_Instructions for the task:_
Copy each line with the word "Dual" in it.
------------
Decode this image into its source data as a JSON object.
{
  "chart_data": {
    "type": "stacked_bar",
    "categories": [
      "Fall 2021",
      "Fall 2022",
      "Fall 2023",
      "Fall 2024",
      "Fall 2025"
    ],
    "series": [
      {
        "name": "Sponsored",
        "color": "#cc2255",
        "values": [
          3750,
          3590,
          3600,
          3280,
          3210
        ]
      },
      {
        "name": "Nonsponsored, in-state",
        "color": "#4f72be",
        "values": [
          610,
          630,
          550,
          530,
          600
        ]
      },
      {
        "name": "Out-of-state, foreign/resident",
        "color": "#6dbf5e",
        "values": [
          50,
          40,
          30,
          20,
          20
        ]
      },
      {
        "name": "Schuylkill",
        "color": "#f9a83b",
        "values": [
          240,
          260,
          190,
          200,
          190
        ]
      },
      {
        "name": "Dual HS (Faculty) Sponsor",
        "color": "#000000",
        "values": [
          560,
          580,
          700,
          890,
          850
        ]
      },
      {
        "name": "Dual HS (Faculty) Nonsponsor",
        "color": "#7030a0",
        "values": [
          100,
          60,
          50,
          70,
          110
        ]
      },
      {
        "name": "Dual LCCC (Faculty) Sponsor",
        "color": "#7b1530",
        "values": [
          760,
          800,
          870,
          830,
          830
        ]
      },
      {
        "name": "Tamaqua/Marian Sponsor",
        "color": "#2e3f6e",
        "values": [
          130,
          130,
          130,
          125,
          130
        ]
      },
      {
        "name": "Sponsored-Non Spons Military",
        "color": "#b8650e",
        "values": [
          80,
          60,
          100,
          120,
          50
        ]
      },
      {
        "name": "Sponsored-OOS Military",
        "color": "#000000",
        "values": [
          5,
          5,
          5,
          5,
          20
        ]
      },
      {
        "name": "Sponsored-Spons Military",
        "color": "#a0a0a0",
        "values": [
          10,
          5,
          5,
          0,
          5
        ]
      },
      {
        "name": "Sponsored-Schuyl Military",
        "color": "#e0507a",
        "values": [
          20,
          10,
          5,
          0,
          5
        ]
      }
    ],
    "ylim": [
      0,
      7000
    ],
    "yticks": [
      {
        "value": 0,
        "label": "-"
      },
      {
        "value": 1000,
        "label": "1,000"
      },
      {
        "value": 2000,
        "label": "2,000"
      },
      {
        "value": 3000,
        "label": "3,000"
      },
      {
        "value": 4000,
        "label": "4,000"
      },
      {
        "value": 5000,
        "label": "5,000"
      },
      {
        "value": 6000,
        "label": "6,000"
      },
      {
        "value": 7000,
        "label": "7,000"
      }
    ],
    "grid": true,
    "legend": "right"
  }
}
------------
_Exercise result:_
        "name": "Dual HS (Faculty) Sponsor",
        "name": "Dual HS (Faculty) Nonsponsor",
        "name": "Dual LCCC (Faculty) Sponsor",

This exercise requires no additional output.